Request ::
Repeat the listing exactly as given, omitting every image.

Dataset records ::
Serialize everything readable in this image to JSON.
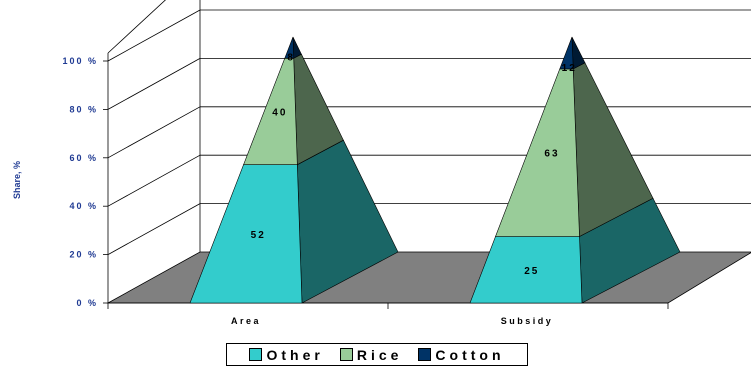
{
  "chart_data": {
    "type": "3d-pyramid-stacked-bar",
    "categories": [
      "Area",
      "Subsidy"
    ],
    "ylabel": "Share, %",
    "ylim": [
      0,
      100
    ],
    "yticks": [
      "0 %",
      "20 %",
      "40 %",
      "60 %",
      "80 %",
      "100 %"
    ],
    "grid": true,
    "legend_position": "bottom",
    "series": [
      {
        "name": "Other",
        "values": [
          52,
          25
        ],
        "color": "#33cccc"
      },
      {
        "name": "Rice",
        "values": [
          40,
          63
        ],
        "color": "#99cc99"
      },
      {
        "name": "Cotton",
        "values": [
          8,
          12
        ],
        "color": "#003366"
      }
    ]
  }
}
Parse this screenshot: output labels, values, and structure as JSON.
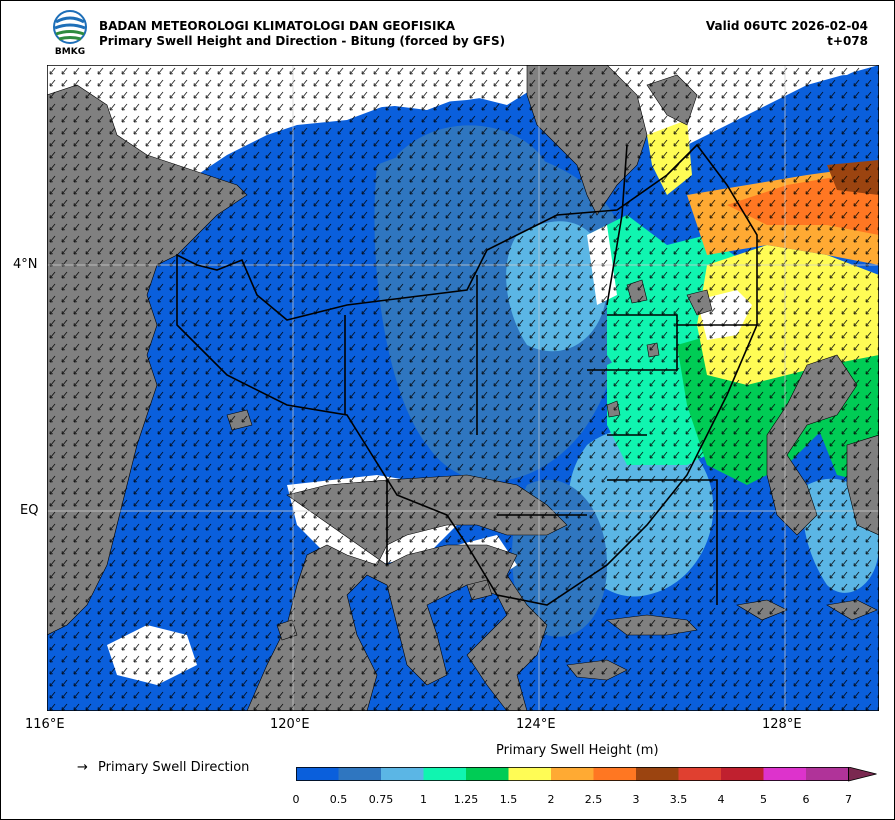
{
  "header": {
    "logo_text": "BMKG",
    "agency": "BADAN METEOROLOGI KLIMATOLOGI DAN GEOFISIKA",
    "product": "Primary Swell Height and Direction - Bitung (forced by GFS)",
    "valid": "Valid 06UTC 2026-02-04",
    "forecast_step": "t+078"
  },
  "map": {
    "lat_labels": [
      "4°N",
      "EQ"
    ],
    "lon_labels": [
      "116°E",
      "120°E",
      "124°E",
      "128°E"
    ],
    "land_color": "#808080",
    "nodata_color": "#ffffff",
    "gridline_color": "#cccccc"
  },
  "legend": {
    "arrow_glyph": "→",
    "arrow_label": "Primary Swell Direction"
  },
  "colorbar": {
    "title": "Primary Swell Height (m)",
    "ticks": [
      "0",
      "0.5",
      "0.75",
      "1",
      "1.25",
      "1.5",
      "2",
      "2.5",
      "3",
      "3.5",
      "4",
      "5",
      "6",
      "7"
    ],
    "colors": [
      "#0a5fdc",
      "#2f76c0",
      "#5bb6e5",
      "#10f5b0",
      "#00cc55",
      "#fffc55",
      "#ffaa33",
      "#ff7722",
      "#9b4410",
      "#e04030",
      "#c0202f",
      "#dd33cc",
      "#b03399",
      "#7a2850"
    ]
  }
}
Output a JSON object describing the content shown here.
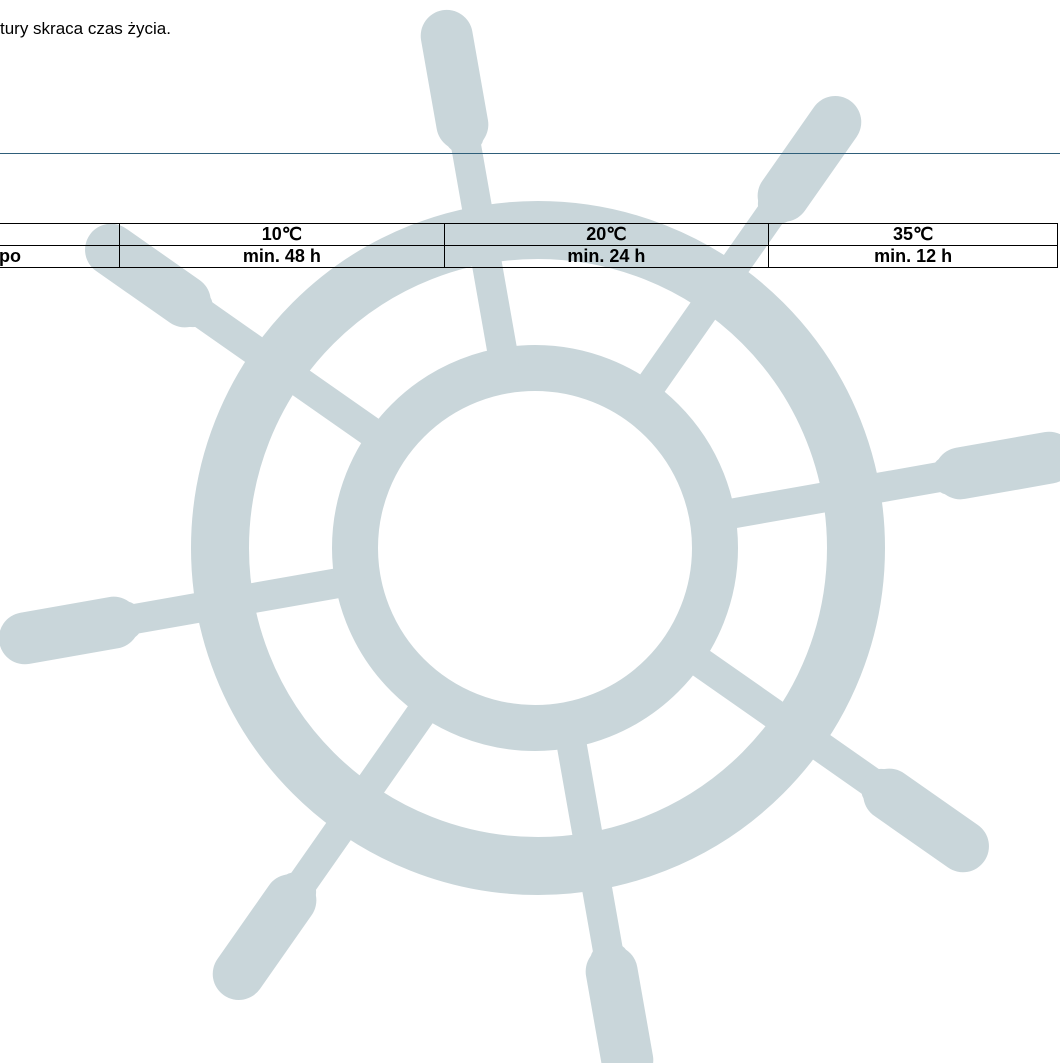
{
  "paragraph": "tury skraca czas życia.",
  "table": {
    "header": [
      "10℃",
      "20℃",
      "35℃"
    ],
    "rows": [
      [
        "po",
        "min. 48 h",
        "min. 24 h",
        "min. 12 h"
      ]
    ]
  }
}
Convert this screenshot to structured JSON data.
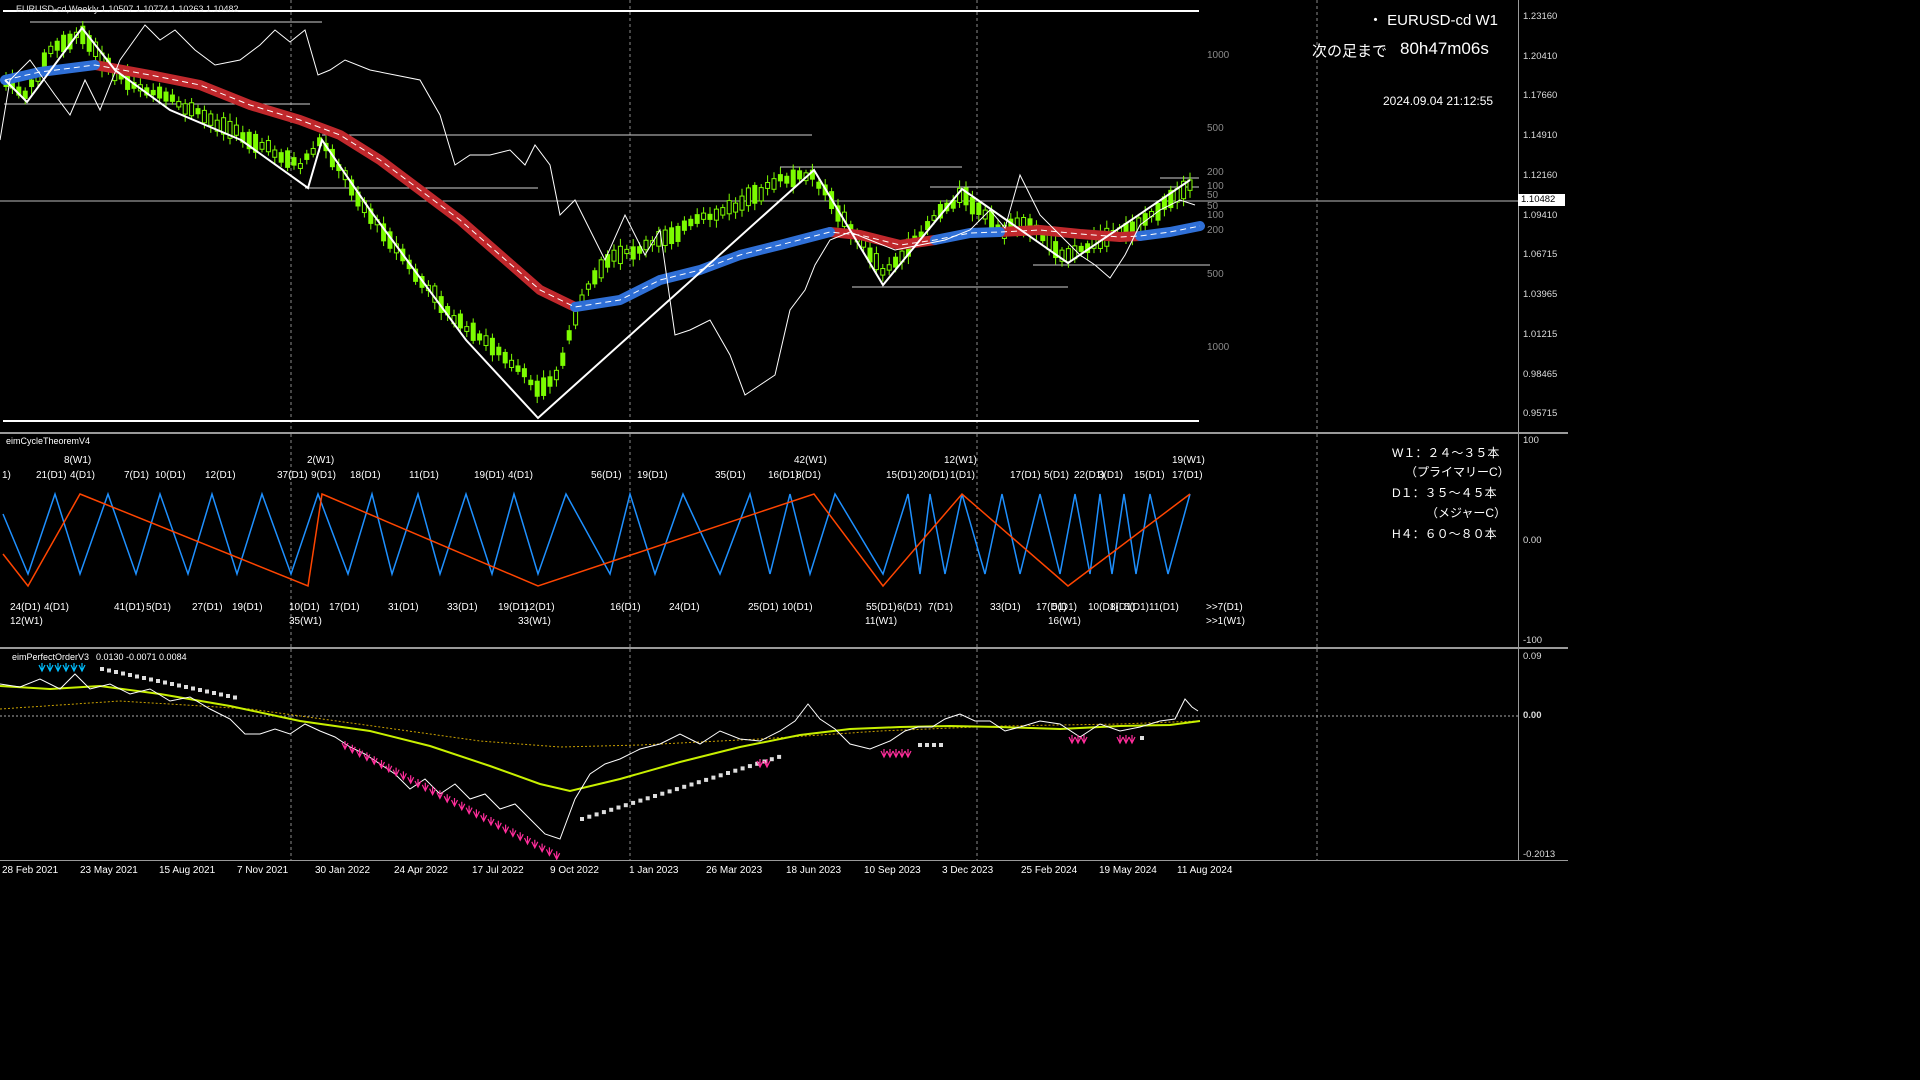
{
  "chart_header": {
    "symbol_line": "EURUSD-cd,Weekly  1.10507 1.10774 1.10263 1.10482"
  },
  "info_panel": {
    "symbol": "・ EURUSD-cd W1",
    "countdown_label": "次の足まで",
    "countdown_value": "80h47m06s",
    "datetime": "2024.09.04 21:12:55"
  },
  "price_axis": {
    "ticks": [
      "1.23160",
      "1.20410",
      "1.17660",
      "1.14910",
      "1.12160",
      "1.09410",
      "1.06715",
      "1.03965",
      "1.01215",
      "0.98465",
      "0.95715"
    ],
    "current_price": "1.10482"
  },
  "pip_ladder": [
    "1000",
    "500",
    "200",
    "100",
    "50",
    "50",
    "100",
    "200",
    "500",
    "1000"
  ],
  "cycle_pane": {
    "title": "eimCycleTheoremV4",
    "axis_ticks": [
      "100",
      "0.00",
      "-100"
    ],
    "legend": [
      "W１：２４～３５本",
      "（プライマリーC）",
      "D１：３５～４５本",
      "（メジャーC）",
      "H４：６０～８０本"
    ],
    "top_labels": [
      "1)",
      "21(D1)",
      "8(W1)",
      "4(D1)",
      "7(D1)",
      "10(D1)",
      "12(D1)",
      "37(D1)",
      "2(W1)",
      "9(D1)",
      "18(D1)",
      "11(D1)",
      "19(D1)",
      "4(D1)",
      "56(D1)",
      "19(D1)",
      "35(D1)",
      "16(D1)",
      "42(W1)",
      "8(D1)",
      "15(D1)",
      "20(D1)",
      "12(W1)",
      "1(D1)",
      "17(D1)",
      "5(D1)",
      "22(D1)",
      "3(D1)",
      "15(D1)",
      "19(W1)",
      "17(D1)"
    ],
    "bottom_labels": [
      "24(D1)",
      "4(D1)",
      "12(W1)",
      "41(D1)",
      "5(D1)",
      "27(D1)",
      "19(D1)",
      "10(D1)",
      "35(W1)",
      "17(D1)",
      "31(D1)",
      "33(D1)",
      "19(D1)",
      "12(D1)",
      "33(W1)",
      "16(D1)",
      "24(D1)",
      "25(D1)",
      "10(D1)",
      "55(D1)",
      "11(W1)",
      "6(D1)",
      "7(D1)",
      "33(D1)",
      "17(D1)",
      "5(D1)",
      "16(W1)",
      "10(D1)",
      "8(D1)",
      "5(D1)",
      "11(D1)",
      ">>7(D1)",
      ">>1(W1)"
    ]
  },
  "perfect_order_pane": {
    "title": "eimPerfectOrderV3",
    "values": "0.0130 -0.0071 0.0084",
    "axis_ticks": [
      "0.09",
      "0.00",
      "-0.2013"
    ]
  },
  "date_axis": [
    "28 Feb 2021",
    "23 May 2021",
    "15 Aug 2021",
    "7 Nov 2021",
    "30 Jan 2022",
    "24 Apr 2022",
    "17 Jul 2022",
    "9 Oct 2022",
    "1 Jan 2023",
    "26 Mar 2023",
    "18 Jun 2023",
    "10 Sep 2023",
    "3 Dec 2023",
    "25 Feb 2024",
    "19 May 2024",
    "11 Aug 2024"
  ],
  "colors": {
    "bull_candle": "#7CFC00",
    "ma_down": "#c0282c",
    "ma_up": "#2f6fd6",
    "zigzag": "#ffffff",
    "cycle_primary": "#ff4500",
    "cycle_major": "#1e90ff",
    "signal_pink": "#ff2d9b",
    "signal_cyan": "#00bfff",
    "ema_yellow": "#c8f000"
  }
}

Answer to this problem ::
Serialize everything readable in this image to JSON.
{
  "chart_data": {
    "type": "3d-pyramid-stacked-bar",
    "categories": [
      "Area",
      "Subsidy"
    ],
    "ylabel": "Share, %",
    "ylim": [
      0,
      100
    ],
    "yticks": [
      "0 %",
      "20 %",
      "40 %",
      "60 %",
      "80 %",
      "100 %"
    ],
    "grid": true,
    "legend_position": "bottom",
    "series": [
      {
        "name": "Other",
        "values": [
          52,
          25
        ],
        "color": "#33cccc"
      },
      {
        "name": "Rice",
        "values": [
          40,
          63
        ],
        "color": "#99cc99"
      },
      {
        "name": "Cotton",
        "values": [
          8,
          12
        ],
        "color": "#003366"
      }
    ]
  }
}
Parse this screenshot: output labels, values, and structure as JSON.
{
  "header": {
    "logo_text": "BMKG",
    "agency": "BADAN METEOROLOGI KLIMATOLOGI DAN GEOFISIKA",
    "product": "Primary Swell Height and Direction - Bitung (forced by GFS)",
    "valid": "Valid 06UTC 2026-02-04",
    "forecast_step": "t+078"
  },
  "map": {
    "lat_labels": [
      "4°N",
      "EQ"
    ],
    "lon_labels": [
      "116°E",
      "120°E",
      "124°E",
      "128°E"
    ],
    "land_color": "#808080",
    "nodata_color": "#ffffff",
    "gridline_color": "#cccccc"
  },
  "legend": {
    "arrow_glyph": "→",
    "arrow_label": "Primary Swell Direction"
  },
  "colorbar": {
    "title": "Primary Swell Height (m)",
    "ticks": [
      "0",
      "0.5",
      "0.75",
      "1",
      "1.25",
      "1.5",
      "2",
      "2.5",
      "3",
      "3.5",
      "4",
      "5",
      "6",
      "7"
    ],
    "colors": [
      "#0a5fdc",
      "#2f76c0",
      "#5bb6e5",
      "#10f5b0",
      "#00cc55",
      "#fffc55",
      "#ffaa33",
      "#ff7722",
      "#9b4410",
      "#e04030",
      "#c0202f",
      "#dd33cc",
      "#b03399",
      "#7a2850"
    ]
  }
}
Output a JSON object describing the content shown here.
{
  "paragraph": "tury skraca czas życia.",
  "table": {
    "header": [
      "10℃",
      "20℃",
      "35℃"
    ],
    "rows": [
      [
        "po",
        "min. 48 h",
        "min. 24 h",
        "min. 12 h"
      ]
    ]
  }
}
Convert this screenshot to structured JSON data.
{
  "chart_header": {
    "symbol_line": "EURUSD-cd,Weekly  1.10507 1.10774 1.10263 1.10482"
  },
  "info_panel": {
    "symbol": "・ EURUSD-cd W1",
    "countdown_label": "次の足まで",
    "countdown_value": "80h47m06s",
    "datetime": "2024.09.04 21:12:55"
  },
  "price_axis": {
    "ticks": [
      "1.23160",
      "1.20410",
      "1.17660",
      "1.14910",
      "1.12160",
      "1.09410",
      "1.06715",
      "1.03965",
      "1.01215",
      "0.98465",
      "0.95715"
    ],
    "current_price": "1.10482"
  },
  "pip_ladder": [
    "1000",
    "500",
    "200",
    "100",
    "50",
    "50",
    "100",
    "200",
    "500",
    "1000"
  ],
  "cycle_pane": {
    "title": "eimCycleTheoremV4",
    "axis_ticks": [
      "100",
      "0.00",
      "-100"
    ],
    "legend": [
      "W１：２４～３５本",
      "（プライマリーC）",
      "D１：３５～４５本",
      "（メジャーC）",
      "H４：６０～８０本"
    ],
    "top_labels": [
      "1)",
      "21(D1)",
      "8(W1)",
      "4(D1)",
      "7(D1)",
      "10(D1)",
      "12(D1)",
      "37(D1)",
      "2(W1)",
      "9(D1)",
      "18(D1)",
      "11(D1)",
      "19(D1)",
      "4(D1)",
      "56(D1)",
      "19(D1)",
      "35(D1)",
      "16(D1)",
      "42(W1)",
      "8(D1)",
      "15(D1)",
      "20(D1)",
      "12(W1)",
      "1(D1)",
      "17(D1)",
      "5(D1)",
      "22(D1)",
      "3(D1)",
      "15(D1)",
      "19(W1)",
      "17(D1)"
    ],
    "bottom_labels": [
      "24(D1)",
      "4(D1)",
      "12(W1)",
      "41(D1)",
      "5(D1)",
      "27(D1)",
      "19(D1)",
      "10(D1)",
      "35(W1)",
      "17(D1)",
      "31(D1)",
      "33(D1)",
      "19(D1)",
      "12(D1)",
      "33(W1)",
      "16(D1)",
      "24(D1)",
      "25(D1)",
      "10(D1)",
      "55(D1)",
      "11(W1)",
      "6(D1)",
      "7(D1)",
      "33(D1)",
      "17(D1)",
      "5(D1)",
      "16(W1)",
      "10(D1)",
      "8(D1)",
      "5(D1)",
      "11(D1)",
      ">>7(D1)",
      ">>1(W1)"
    ]
  },
  "perfect_order_pane": {
    "title": "eimPerfectOrderV3",
    "values": "0.0130 -0.0071 0.0084",
    "axis_ticks": [
      "0.09",
      "0.00",
      "-0.2013"
    ]
  },
  "date_axis": [
    "28 Feb 2021",
    "23 May 2021",
    "15 Aug 2021",
    "7 Nov 2021",
    "30 Jan 2022",
    "24 Apr 2022",
    "17 Jul 2022",
    "9 Oct 2022",
    "1 Jan 2023",
    "26 Mar 2023",
    "18 Jun 2023",
    "10 Sep 2023",
    "3 Dec 2023",
    "25 Feb 2024",
    "19 May 2024",
    "11 Aug 2024"
  ],
  "colors": {
    "bull_candle": "#7CFC00",
    "ma_down": "#c0282c",
    "ma_up": "#2f6fd6",
    "zigzag": "#ffffff",
    "cycle_primary": "#ff4500",
    "cycle_major": "#1e90ff",
    "signal_pink": "#ff2d9b",
    "signal_cyan": "#00bfff",
    "ema_yellow": "#c8f000"
  }
}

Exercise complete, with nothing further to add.